** Goal **
Copy every one of the rows below without changing a single character.

** Records shown **
--------------------------------

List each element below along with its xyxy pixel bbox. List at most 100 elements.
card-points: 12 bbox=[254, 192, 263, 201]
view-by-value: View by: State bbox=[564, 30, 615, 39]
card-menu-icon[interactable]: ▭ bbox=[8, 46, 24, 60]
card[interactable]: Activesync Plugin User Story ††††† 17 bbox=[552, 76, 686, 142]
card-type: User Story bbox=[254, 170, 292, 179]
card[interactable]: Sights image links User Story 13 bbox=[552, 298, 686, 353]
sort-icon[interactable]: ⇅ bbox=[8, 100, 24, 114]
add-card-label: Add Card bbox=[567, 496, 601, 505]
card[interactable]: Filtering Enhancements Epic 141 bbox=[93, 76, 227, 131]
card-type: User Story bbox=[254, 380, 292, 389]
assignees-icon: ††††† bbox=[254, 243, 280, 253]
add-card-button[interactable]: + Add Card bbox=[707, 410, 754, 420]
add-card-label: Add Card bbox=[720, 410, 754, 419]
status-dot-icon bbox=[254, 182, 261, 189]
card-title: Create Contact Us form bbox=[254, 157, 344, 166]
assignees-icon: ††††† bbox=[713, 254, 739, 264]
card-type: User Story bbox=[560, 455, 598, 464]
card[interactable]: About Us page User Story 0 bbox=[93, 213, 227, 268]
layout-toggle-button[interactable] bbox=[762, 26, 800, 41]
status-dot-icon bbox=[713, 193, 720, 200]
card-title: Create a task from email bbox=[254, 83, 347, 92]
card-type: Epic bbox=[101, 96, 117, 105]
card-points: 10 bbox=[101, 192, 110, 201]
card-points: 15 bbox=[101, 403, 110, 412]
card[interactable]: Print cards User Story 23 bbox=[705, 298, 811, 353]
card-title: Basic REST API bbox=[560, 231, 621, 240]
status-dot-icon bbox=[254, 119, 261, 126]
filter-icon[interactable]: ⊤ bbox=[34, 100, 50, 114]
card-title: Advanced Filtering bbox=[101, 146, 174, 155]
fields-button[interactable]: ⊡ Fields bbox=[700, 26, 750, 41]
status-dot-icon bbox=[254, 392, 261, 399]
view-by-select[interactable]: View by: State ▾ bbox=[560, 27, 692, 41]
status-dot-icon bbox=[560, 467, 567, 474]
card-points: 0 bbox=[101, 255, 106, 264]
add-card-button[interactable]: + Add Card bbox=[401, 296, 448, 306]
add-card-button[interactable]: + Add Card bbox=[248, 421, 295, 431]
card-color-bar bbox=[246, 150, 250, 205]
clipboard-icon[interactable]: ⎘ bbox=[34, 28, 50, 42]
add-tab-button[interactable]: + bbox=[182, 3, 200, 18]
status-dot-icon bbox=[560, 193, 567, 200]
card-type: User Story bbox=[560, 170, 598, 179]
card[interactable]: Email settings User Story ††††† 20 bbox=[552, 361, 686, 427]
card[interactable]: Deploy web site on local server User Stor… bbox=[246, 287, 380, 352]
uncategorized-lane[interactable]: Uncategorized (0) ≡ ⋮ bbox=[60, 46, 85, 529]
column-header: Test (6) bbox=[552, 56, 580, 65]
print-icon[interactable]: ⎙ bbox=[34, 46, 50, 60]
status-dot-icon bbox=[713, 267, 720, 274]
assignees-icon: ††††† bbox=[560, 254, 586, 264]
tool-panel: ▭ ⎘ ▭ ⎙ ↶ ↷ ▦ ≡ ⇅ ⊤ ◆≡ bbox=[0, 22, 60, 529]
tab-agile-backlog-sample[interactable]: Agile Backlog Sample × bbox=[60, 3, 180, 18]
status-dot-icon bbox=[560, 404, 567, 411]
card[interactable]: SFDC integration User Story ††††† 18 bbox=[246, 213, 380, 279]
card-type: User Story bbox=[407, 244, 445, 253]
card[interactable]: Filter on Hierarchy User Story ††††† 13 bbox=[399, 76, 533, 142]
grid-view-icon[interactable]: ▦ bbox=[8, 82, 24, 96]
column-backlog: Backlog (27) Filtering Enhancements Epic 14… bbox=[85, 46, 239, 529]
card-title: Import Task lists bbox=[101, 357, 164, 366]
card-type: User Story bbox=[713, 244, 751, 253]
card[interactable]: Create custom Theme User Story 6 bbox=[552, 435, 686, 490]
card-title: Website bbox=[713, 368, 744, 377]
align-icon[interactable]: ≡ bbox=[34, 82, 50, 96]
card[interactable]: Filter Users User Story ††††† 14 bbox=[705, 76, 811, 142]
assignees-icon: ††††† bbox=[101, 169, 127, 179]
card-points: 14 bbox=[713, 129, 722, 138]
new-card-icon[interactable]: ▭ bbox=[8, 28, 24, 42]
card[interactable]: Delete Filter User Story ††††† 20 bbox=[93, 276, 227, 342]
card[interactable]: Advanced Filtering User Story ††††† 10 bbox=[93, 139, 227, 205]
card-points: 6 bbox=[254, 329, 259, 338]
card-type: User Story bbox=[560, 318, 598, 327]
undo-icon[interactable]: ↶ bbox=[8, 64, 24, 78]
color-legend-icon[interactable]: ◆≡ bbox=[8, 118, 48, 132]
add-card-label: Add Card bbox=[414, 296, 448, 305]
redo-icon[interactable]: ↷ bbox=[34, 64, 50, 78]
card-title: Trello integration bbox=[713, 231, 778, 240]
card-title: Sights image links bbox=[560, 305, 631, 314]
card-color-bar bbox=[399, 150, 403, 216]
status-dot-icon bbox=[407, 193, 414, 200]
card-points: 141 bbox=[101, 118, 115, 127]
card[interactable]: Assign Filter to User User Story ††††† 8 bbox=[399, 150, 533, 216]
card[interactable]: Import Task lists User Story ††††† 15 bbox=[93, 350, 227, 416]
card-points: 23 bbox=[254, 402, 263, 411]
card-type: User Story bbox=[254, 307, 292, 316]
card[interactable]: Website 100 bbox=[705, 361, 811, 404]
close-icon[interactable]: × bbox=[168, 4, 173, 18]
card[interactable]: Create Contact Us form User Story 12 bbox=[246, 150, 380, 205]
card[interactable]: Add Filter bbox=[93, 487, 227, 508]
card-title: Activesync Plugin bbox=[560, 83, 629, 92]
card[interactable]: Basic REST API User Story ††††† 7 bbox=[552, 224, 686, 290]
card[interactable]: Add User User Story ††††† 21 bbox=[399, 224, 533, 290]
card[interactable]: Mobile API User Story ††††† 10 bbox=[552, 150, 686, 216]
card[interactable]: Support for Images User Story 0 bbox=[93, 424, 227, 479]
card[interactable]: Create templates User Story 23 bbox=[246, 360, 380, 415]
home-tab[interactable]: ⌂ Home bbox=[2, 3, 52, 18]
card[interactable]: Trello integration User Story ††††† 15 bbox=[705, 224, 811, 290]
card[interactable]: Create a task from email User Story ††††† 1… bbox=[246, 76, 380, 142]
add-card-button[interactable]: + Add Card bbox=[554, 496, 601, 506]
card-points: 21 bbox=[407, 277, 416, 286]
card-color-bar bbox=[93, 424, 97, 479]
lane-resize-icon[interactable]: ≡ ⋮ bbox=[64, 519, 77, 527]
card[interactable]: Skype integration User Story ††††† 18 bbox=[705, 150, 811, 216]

--------------------------------

** Task answer **
List each element below along with its xyxy pixel bbox. List at most 100 elements.
card-points: 12 bbox=[254, 192, 263, 201]
view-by-value: View by: State bbox=[564, 30, 615, 39]
card-menu-icon[interactable]: ▭ bbox=[8, 46, 24, 60]
card[interactable]: Activesync Plugin User Story ††††† 17 bbox=[552, 76, 686, 142]
card-type: User Story bbox=[254, 170, 292, 179]
card[interactable]: Sights image links User Story 13 bbox=[552, 298, 686, 353]
sort-icon[interactable]: ⇅ bbox=[8, 100, 24, 114]
add-card-label: Add Card bbox=[567, 496, 601, 505]
card[interactable]: Filtering Enhancements Epic 141 bbox=[93, 76, 227, 131]
card-type: User Story bbox=[254, 380, 292, 389]
assignees-icon: ††††† bbox=[254, 243, 280, 253]
add-card-button[interactable]: + Add Card bbox=[707, 410, 754, 420]
add-card-label: Add Card bbox=[720, 410, 754, 419]
status-dot-icon bbox=[254, 182, 261, 189]
card-title: Create Contact Us form bbox=[254, 157, 344, 166]
assignees-icon: ††††† bbox=[713, 254, 739, 264]
card-type: User Story bbox=[560, 455, 598, 464]
card[interactable]: About Us page User Story 0 bbox=[93, 213, 227, 268]
layout-toggle-button[interactable] bbox=[762, 26, 800, 41]
status-dot-icon bbox=[713, 193, 720, 200]
card-title: Create a task from email bbox=[254, 83, 347, 92]
card-type: Epic bbox=[101, 96, 117, 105]
card-points: 10 bbox=[101, 192, 110, 201]
card-points: 15 bbox=[101, 403, 110, 412]
card[interactable]: Print cards User Story 23 bbox=[705, 298, 811, 353]
card-title: Basic REST API bbox=[560, 231, 621, 240]
status-dot-icon bbox=[254, 119, 261, 126]
filter-icon[interactable]: ⊤ bbox=[34, 100, 50, 114]
card-title: Advanced Filtering bbox=[101, 146, 174, 155]
fields-button[interactable]: ⊡ Fields bbox=[700, 26, 750, 41]
status-dot-icon bbox=[254, 392, 261, 399]
view-by-select[interactable]: View by: State ▾ bbox=[560, 27, 692, 41]
status-dot-icon bbox=[560, 467, 567, 474]
card-points: 0 bbox=[101, 255, 106, 264]
add-card-button[interactable]: + Add Card bbox=[401, 296, 448, 306]
add-card-button[interactable]: + Add Card bbox=[248, 421, 295, 431]
card-color-bar bbox=[246, 150, 250, 205]
clipboard-icon[interactable]: ⎘ bbox=[34, 28, 50, 42]
add-tab-button[interactable]: + bbox=[182, 3, 200, 18]
status-dot-icon bbox=[560, 193, 567, 200]
card-type: User Story bbox=[560, 170, 598, 179]
card[interactable]: Email settings User Story ††††† 20 bbox=[552, 361, 686, 427]
card[interactable]: Deploy web site on local server User Stor… bbox=[246, 287, 380, 352]
uncategorized-lane[interactable]: Uncategorized (0) ≡ ⋮ bbox=[60, 46, 85, 529]
column-header: Test (6) bbox=[552, 56, 580, 65]
print-icon[interactable]: ⎙ bbox=[34, 46, 50, 60]
status-dot-icon bbox=[713, 267, 720, 274]
assignees-icon: ††††† bbox=[560, 254, 586, 264]
tool-panel: ▭ ⎘ ▭ ⎙ ↶ ↷ ▦ ≡ ⇅ ⊤ ◆≡ bbox=[0, 22, 60, 529]
tab-agile-backlog-sample[interactable]: Agile Backlog Sample × bbox=[60, 3, 180, 18]
status-dot-icon bbox=[560, 404, 567, 411]
card[interactable]: SFDC integration User Story ††††† 18 bbox=[246, 213, 380, 279]
card-type: User Story bbox=[407, 244, 445, 253]
card[interactable]: Filter on Hierarchy User Story ††††† 13 bbox=[399, 76, 533, 142]
grid-view-icon[interactable]: ▦ bbox=[8, 82, 24, 96]
column-backlog: Backlog (27) Filtering Enhancements Epic 14… bbox=[85, 46, 239, 529]
card-title: Import Task lists bbox=[101, 357, 164, 366]
card-type: User Story bbox=[713, 244, 751, 253]
card[interactable]: Create custom Theme User Story 6 bbox=[552, 435, 686, 490]
card-title: Website bbox=[713, 368, 744, 377]
align-icon[interactable]: ≡ bbox=[34, 82, 50, 96]
card[interactable]: Filter Users User Story ††††† 14 bbox=[705, 76, 811, 142]
assignees-icon: ††††† bbox=[101, 169, 127, 179]
card-points: 14 bbox=[713, 129, 722, 138]
new-card-icon[interactable]: ▭ bbox=[8, 28, 24, 42]
card[interactable]: Delete Filter User Story ††††† 20 bbox=[93, 276, 227, 342]
card[interactable]: Advanced Filtering User Story ††††† 10 bbox=[93, 139, 227, 205]
card-points: 6 bbox=[254, 329, 259, 338]
card-type: User Story bbox=[560, 318, 598, 327]
undo-icon[interactable]: ↶ bbox=[8, 64, 24, 78]
color-legend-icon[interactable]: ◆≡ bbox=[8, 118, 48, 132]
add-card-label: Add Card bbox=[414, 296, 448, 305]
redo-icon[interactable]: ↷ bbox=[34, 64, 50, 78]
card-title: Trello integration bbox=[713, 231, 778, 240]
card-title: Sights image links bbox=[560, 305, 631, 314]
card-color-bar bbox=[399, 150, 403, 216]
status-dot-icon bbox=[407, 193, 414, 200]
card-points: 141 bbox=[101, 118, 115, 127]
card[interactable]: Assign Filter to User User Story ††††† 8 bbox=[399, 150, 533, 216]
card[interactable]: Import Task lists User Story ††††† 15 bbox=[93, 350, 227, 416]
card-points: 23 bbox=[254, 402, 263, 411]
card-type: User Story bbox=[254, 307, 292, 316]
card[interactable]: Website 100 bbox=[705, 361, 811, 404]
close-icon[interactable]: × bbox=[168, 4, 173, 18]
card[interactable]: Create Contact Us form User Story 12 bbox=[246, 150, 380, 205]
card[interactable]: Add Filter bbox=[93, 487, 227, 508]
card-title: Activesync Plugin bbox=[560, 83, 629, 92]
card[interactable]: Basic REST API User Story ††††† 7 bbox=[552, 224, 686, 290]
card[interactable]: Add User User Story ††††† 21 bbox=[399, 224, 533, 290]
card[interactable]: Mobile API User Story ††††† 10 bbox=[552, 150, 686, 216]
card[interactable]: Support for Images User Story 0 bbox=[93, 424, 227, 479]
card[interactable]: Create templates User Story 23 bbox=[246, 360, 380, 415]
home-tab[interactable]: ⌂ Home bbox=[2, 3, 52, 18]
card[interactable]: Trello integration User Story ††††† 15 bbox=[705, 224, 811, 290]
card[interactable]: Create a task from email User Story ††††† 1… bbox=[246, 76, 380, 142]
add-card-button[interactable]: + Add Card bbox=[554, 496, 601, 506]
card-points: 21 bbox=[407, 277, 416, 286]
card-color-bar bbox=[93, 424, 97, 479]
lane-resize-icon[interactable]: ≡ ⋮ bbox=[64, 519, 77, 527]
card[interactable]: Skype integration User Story ††††† 18 bbox=[705, 150, 811, 216]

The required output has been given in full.